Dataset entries
══════
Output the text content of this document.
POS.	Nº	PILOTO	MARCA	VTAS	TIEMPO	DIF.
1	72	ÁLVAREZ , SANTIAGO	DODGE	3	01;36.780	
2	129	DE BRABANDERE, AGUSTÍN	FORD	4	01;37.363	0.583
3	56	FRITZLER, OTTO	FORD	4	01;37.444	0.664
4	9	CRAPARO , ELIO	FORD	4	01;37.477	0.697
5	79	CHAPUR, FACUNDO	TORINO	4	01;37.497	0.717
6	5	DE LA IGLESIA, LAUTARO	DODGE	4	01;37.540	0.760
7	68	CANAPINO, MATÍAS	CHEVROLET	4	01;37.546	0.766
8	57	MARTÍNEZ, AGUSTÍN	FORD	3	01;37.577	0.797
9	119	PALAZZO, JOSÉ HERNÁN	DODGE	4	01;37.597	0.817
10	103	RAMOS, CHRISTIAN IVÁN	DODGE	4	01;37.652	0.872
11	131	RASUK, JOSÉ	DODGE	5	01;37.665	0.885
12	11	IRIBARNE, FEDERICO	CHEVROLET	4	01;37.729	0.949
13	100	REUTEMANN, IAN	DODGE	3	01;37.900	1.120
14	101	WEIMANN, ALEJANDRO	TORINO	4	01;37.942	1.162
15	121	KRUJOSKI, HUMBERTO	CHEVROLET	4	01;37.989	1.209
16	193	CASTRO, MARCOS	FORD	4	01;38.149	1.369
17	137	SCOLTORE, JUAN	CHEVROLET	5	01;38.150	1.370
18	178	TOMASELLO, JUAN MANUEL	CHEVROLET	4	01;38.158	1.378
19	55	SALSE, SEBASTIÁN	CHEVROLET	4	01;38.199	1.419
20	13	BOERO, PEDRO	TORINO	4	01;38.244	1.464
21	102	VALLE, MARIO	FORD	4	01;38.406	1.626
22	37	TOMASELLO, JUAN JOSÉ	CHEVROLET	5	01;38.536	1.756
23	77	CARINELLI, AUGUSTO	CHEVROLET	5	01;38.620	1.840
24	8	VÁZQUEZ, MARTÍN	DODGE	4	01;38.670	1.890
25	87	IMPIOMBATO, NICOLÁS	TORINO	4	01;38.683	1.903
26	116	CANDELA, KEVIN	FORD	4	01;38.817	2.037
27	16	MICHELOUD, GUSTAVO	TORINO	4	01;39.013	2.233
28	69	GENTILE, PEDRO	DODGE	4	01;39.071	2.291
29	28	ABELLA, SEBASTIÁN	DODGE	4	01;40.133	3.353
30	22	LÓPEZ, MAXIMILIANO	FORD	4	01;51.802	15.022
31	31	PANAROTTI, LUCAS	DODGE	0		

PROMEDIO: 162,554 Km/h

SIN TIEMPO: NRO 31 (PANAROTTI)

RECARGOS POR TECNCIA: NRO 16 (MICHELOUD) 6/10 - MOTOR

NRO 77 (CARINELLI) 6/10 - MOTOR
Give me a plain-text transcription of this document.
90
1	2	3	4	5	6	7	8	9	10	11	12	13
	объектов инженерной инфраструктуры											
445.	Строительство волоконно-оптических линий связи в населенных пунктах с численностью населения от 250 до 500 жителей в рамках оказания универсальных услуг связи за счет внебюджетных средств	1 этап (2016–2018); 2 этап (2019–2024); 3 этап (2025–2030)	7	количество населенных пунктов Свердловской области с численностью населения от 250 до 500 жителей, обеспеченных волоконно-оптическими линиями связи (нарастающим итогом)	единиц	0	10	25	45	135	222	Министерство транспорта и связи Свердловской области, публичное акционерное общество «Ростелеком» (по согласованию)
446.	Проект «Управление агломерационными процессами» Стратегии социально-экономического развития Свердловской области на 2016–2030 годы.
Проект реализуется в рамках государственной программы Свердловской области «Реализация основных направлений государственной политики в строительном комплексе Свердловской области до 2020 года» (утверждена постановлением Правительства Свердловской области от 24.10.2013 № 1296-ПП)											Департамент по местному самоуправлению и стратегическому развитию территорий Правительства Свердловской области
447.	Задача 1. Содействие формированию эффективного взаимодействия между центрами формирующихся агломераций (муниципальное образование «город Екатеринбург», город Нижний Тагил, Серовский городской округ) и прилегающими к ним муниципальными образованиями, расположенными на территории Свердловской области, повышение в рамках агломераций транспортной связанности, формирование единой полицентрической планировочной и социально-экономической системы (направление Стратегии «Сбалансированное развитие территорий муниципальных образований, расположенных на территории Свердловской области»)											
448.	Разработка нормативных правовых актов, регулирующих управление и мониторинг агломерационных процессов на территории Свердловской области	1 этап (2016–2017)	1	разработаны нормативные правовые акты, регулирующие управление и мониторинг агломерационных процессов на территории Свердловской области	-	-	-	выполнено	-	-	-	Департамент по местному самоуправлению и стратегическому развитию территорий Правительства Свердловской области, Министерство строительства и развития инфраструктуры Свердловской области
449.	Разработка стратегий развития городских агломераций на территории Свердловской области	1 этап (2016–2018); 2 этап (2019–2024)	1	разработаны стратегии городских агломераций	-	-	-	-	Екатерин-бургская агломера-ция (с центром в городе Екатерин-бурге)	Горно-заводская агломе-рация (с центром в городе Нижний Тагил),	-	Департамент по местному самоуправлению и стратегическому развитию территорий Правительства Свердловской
══════
-- SHORT TASK --
Identify and copy all lines with the word "this".

-- FINISHED TASK --
Output the text content of this document.
Give me a plain-text transcription of this document.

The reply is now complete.